Written request.
Copy out all lines of the records in which the word "lägenheter" appears.

Structured figure records:
• • • •

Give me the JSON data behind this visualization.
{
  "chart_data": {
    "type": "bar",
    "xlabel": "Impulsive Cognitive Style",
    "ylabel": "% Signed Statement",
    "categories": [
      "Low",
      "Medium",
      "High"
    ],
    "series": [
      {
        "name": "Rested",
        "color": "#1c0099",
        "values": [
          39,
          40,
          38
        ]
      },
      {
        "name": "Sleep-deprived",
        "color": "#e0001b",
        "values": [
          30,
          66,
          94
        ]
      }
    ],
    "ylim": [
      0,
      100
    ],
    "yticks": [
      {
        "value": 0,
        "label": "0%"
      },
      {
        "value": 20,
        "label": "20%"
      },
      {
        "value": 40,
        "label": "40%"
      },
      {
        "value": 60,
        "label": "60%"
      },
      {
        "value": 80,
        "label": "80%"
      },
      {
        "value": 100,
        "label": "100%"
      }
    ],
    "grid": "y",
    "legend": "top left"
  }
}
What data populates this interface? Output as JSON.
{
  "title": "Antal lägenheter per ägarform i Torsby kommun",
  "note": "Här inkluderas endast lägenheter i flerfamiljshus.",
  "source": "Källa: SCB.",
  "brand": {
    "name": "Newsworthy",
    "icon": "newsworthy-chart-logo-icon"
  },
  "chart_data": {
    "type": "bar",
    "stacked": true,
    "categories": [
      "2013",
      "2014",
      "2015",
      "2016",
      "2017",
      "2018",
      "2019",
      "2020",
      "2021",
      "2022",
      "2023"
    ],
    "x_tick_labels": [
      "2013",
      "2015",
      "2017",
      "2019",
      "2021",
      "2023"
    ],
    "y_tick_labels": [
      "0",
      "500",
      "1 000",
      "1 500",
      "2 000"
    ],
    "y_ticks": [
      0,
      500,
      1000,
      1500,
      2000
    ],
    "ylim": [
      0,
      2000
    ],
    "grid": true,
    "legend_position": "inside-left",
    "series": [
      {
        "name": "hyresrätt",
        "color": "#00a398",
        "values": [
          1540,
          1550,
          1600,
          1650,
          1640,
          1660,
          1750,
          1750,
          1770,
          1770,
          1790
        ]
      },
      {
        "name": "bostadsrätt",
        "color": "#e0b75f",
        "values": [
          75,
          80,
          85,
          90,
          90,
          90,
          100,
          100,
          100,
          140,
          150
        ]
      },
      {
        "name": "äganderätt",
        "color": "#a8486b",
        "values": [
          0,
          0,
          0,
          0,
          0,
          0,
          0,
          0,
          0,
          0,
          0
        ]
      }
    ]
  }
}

• • • •

Exercise response.
  "title": "Antal lägenheter per ägarform i Torsby kommun",
  "note": "Här inkluderas endast lägenheter i flerfamiljshus.",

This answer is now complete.